**PROBLEM DESCRIPTION**
Print the listing that follows, character for character.

Dataset items:
════════════════════
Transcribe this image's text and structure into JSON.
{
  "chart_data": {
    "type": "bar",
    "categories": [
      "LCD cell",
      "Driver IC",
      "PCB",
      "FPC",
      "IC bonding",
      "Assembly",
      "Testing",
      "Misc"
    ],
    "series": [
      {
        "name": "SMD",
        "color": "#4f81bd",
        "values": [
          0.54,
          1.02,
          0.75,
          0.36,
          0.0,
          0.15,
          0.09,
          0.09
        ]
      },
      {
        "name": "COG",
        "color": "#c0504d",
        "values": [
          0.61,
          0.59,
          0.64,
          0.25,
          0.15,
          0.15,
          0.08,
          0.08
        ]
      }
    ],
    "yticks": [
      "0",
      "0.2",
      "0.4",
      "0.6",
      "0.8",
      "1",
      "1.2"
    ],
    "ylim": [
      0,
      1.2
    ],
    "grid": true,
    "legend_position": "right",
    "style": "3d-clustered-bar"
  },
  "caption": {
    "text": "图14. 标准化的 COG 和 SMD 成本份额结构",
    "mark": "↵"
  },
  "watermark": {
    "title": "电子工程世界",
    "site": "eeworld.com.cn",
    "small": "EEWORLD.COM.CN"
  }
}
════════════════════
**REPLY**
Transcribe this image's text and structure into JSON.
{
  "chart_data": {
    "type": "bar",
    "categories": [
      "LCD cell",
      "Driver IC",
      "PCB",
      "FPC",
      "IC bonding",
      "Assembly",
      "Testing",
      "Misc"
    ],
    "series": [
      {
        "name": "SMD",
        "color": "#4f81bd",
        "values": [
          0.54,
          1.02,
          0.75,
          0.36,
          0.0,
          0.15,
          0.09,
          0.09
        ]
      },
      {
        "name": "COG",
        "color": "#c0504d",
        "values": [
          0.61,
          0.59,
          0.64,
          0.25,
          0.15,
          0.15,
          0.08,
          0.08
        ]
      }
    ],
    "yticks": [
      "0",
      "0.2",
      "0.4",
      "0.6",
      "0.8",
      "1",
      "1.2"
    ],
    "ylim": [
      0,
      1.2
    ],
    "grid": true,
    "legend_position": "right",
    "style": "3d-clustered-bar"
  },
  "caption": {
    "text": "图14. 标准化的 COG 和 SMD 成本份额结构",
    "mark": "↵"
  },
  "watermark": {
    "title": "电子工程世界",
    "site": "eeworld.com.cn",
    "small": "EEWORLD.COM.CN"
  }
}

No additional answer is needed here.